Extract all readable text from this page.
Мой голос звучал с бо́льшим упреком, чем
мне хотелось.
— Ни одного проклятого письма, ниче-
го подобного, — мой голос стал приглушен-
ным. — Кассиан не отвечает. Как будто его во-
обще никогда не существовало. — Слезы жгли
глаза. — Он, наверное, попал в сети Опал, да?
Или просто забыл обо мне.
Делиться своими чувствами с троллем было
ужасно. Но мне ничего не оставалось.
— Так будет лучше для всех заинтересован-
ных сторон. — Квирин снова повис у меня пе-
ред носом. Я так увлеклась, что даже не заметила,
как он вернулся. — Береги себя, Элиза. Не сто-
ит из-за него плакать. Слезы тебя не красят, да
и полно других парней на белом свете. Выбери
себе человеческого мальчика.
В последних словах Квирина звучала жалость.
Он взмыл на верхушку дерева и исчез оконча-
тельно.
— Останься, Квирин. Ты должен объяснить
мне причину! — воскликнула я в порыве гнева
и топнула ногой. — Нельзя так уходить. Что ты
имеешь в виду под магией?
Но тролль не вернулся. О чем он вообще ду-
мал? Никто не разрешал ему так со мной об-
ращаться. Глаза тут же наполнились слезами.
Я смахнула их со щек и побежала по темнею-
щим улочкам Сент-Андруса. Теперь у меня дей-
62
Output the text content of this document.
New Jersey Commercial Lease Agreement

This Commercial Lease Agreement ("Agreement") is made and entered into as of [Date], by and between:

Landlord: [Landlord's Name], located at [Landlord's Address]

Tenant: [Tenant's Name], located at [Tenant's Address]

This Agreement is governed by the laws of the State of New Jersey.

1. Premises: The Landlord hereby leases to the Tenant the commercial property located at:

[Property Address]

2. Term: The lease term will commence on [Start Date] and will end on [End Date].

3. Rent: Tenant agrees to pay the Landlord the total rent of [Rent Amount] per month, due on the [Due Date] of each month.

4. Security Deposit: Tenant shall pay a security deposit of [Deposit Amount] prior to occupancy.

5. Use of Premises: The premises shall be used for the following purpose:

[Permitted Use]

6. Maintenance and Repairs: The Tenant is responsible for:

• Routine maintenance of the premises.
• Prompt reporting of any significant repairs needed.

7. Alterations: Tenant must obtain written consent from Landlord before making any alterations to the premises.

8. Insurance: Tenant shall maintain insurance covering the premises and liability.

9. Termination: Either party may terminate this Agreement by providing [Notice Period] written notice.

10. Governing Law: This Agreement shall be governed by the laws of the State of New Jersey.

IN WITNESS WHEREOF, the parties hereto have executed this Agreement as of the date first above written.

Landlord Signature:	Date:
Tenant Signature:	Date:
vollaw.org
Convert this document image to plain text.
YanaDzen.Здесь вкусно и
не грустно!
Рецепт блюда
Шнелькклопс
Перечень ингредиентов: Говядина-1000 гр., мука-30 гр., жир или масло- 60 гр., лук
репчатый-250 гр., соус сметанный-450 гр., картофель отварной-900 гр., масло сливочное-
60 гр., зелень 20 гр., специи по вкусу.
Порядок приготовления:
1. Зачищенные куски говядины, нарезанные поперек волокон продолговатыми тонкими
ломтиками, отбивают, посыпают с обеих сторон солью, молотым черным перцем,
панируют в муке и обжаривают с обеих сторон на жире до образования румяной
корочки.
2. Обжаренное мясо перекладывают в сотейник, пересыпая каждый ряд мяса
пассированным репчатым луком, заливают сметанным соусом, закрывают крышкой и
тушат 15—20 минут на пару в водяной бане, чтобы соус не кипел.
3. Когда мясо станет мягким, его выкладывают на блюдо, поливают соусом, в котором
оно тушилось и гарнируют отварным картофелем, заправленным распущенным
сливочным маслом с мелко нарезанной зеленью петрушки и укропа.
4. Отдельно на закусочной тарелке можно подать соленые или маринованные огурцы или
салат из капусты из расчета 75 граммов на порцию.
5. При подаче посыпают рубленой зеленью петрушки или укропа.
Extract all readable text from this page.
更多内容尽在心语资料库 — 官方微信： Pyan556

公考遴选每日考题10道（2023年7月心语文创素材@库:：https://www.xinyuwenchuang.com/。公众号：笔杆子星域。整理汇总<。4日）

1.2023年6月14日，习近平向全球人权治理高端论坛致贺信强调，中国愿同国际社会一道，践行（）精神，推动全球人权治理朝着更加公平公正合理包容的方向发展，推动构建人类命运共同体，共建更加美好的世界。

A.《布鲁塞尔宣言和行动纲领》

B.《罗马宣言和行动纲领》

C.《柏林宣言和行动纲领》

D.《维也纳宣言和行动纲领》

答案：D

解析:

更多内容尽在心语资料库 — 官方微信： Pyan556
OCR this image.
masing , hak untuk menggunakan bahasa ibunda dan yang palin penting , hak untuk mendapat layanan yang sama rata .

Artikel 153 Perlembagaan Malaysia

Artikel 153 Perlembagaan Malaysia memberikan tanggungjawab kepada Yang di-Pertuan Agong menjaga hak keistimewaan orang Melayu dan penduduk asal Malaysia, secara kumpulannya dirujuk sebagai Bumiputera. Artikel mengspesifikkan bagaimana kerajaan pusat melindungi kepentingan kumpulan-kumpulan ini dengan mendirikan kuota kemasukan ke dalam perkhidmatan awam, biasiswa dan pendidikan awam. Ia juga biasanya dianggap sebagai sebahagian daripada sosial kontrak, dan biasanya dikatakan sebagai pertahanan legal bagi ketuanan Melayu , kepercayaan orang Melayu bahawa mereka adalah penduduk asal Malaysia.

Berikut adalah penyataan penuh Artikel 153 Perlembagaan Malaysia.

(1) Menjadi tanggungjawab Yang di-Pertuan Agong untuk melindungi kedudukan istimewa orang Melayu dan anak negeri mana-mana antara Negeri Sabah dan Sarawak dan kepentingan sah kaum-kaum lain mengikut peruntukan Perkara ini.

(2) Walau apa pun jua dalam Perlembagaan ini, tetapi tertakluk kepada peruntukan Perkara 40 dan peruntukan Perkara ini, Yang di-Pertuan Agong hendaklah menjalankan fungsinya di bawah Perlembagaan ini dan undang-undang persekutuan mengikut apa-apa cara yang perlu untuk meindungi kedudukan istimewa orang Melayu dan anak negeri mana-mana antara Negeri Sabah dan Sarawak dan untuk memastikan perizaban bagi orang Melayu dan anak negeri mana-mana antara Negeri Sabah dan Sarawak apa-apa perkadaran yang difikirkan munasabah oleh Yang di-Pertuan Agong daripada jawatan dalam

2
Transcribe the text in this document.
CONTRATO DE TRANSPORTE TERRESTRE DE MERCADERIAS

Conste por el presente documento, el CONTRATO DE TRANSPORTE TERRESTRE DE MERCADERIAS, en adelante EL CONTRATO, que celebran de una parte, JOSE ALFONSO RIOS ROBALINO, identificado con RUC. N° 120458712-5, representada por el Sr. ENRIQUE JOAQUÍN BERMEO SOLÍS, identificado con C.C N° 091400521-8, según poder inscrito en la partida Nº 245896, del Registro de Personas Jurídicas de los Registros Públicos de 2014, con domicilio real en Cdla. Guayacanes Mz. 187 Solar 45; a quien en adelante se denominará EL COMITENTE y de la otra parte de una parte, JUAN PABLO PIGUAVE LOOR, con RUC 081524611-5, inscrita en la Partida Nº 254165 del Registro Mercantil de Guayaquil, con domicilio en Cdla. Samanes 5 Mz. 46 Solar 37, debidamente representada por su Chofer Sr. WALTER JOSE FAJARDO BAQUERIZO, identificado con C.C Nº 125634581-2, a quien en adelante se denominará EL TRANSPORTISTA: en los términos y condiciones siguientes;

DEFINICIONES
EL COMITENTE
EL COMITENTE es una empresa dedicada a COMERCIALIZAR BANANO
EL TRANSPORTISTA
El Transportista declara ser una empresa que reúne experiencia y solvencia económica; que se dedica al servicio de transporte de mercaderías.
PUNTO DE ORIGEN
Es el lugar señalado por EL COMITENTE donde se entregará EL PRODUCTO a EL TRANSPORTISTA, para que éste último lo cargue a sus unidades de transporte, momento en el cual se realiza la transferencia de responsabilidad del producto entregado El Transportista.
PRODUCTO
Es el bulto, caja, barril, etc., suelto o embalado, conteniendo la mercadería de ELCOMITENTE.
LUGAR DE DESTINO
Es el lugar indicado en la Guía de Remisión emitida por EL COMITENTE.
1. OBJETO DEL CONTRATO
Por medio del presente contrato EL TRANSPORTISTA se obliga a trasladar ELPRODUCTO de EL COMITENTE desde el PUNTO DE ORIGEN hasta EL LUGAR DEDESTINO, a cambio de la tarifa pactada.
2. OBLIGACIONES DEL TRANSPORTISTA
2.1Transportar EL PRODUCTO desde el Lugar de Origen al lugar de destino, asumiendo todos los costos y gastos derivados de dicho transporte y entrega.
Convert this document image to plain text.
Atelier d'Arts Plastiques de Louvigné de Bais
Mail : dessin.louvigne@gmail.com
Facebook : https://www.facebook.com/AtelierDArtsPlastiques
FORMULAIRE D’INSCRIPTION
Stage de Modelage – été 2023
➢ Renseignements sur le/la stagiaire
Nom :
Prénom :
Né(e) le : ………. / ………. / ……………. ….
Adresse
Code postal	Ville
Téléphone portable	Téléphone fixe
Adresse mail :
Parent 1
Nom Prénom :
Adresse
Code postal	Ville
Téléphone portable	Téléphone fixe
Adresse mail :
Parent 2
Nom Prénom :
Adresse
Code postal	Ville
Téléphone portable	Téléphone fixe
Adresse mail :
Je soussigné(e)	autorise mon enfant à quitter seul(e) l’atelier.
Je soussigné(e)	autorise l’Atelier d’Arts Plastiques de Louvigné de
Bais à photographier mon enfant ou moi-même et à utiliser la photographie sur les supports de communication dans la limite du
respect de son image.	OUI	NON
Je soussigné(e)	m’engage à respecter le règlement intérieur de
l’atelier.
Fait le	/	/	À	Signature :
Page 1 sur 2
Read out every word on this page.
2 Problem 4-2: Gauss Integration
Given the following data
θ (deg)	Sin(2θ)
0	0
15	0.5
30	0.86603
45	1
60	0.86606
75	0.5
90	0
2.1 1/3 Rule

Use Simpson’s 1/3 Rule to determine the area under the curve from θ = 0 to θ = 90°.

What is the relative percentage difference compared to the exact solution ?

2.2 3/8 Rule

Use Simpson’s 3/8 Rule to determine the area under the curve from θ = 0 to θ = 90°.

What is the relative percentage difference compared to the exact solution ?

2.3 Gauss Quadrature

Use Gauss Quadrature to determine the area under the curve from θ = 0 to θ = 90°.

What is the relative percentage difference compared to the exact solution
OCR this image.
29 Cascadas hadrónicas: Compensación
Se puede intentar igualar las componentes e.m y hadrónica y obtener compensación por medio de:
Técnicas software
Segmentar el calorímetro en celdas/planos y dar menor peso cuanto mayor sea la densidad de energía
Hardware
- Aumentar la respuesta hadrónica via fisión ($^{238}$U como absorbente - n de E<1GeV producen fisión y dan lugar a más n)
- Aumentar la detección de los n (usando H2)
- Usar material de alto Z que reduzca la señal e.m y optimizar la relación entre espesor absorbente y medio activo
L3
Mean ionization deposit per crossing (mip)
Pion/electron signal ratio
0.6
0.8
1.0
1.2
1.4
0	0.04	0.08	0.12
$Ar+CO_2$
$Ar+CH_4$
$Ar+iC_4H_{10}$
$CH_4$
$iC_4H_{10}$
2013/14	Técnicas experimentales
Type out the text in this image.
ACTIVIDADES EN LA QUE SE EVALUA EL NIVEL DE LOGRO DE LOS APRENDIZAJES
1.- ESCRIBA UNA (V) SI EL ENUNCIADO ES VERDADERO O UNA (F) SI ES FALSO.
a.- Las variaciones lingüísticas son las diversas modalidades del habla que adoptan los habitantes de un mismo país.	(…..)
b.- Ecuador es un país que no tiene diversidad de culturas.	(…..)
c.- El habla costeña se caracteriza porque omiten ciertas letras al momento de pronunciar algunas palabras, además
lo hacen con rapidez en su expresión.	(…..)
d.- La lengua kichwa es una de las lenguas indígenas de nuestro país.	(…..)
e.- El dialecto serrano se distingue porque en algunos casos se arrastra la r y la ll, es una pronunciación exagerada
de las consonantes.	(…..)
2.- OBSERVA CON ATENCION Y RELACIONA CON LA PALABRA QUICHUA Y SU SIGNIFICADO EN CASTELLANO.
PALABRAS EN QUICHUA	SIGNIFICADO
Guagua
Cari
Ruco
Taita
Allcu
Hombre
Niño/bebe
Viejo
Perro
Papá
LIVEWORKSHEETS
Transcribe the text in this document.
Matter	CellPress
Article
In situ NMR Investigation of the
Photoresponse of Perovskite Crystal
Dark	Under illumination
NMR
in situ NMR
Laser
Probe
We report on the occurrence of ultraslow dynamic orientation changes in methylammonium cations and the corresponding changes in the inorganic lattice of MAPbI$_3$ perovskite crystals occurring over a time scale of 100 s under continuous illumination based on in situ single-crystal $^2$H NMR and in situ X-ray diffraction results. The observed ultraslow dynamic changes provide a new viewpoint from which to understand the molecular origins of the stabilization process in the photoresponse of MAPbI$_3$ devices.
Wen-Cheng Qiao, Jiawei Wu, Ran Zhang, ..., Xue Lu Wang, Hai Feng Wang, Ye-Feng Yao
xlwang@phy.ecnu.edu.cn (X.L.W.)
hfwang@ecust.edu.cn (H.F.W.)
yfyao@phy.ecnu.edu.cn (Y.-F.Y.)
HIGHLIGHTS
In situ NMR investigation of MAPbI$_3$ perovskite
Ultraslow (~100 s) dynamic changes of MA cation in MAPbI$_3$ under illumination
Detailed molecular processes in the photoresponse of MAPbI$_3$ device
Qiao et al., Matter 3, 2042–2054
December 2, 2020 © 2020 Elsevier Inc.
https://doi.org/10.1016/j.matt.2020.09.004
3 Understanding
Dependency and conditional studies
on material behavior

= = =

Your task is to list each line of the records with the word "QUICHUA".

Written reply:
2.- OBSERVA CON ATENCION Y RELACIONA CON LA PALABRA QUICHUA Y SU SIGNIFICADO EN CASTELLANO.
PALABRAS EN QUICHUA	SIGNIFICADO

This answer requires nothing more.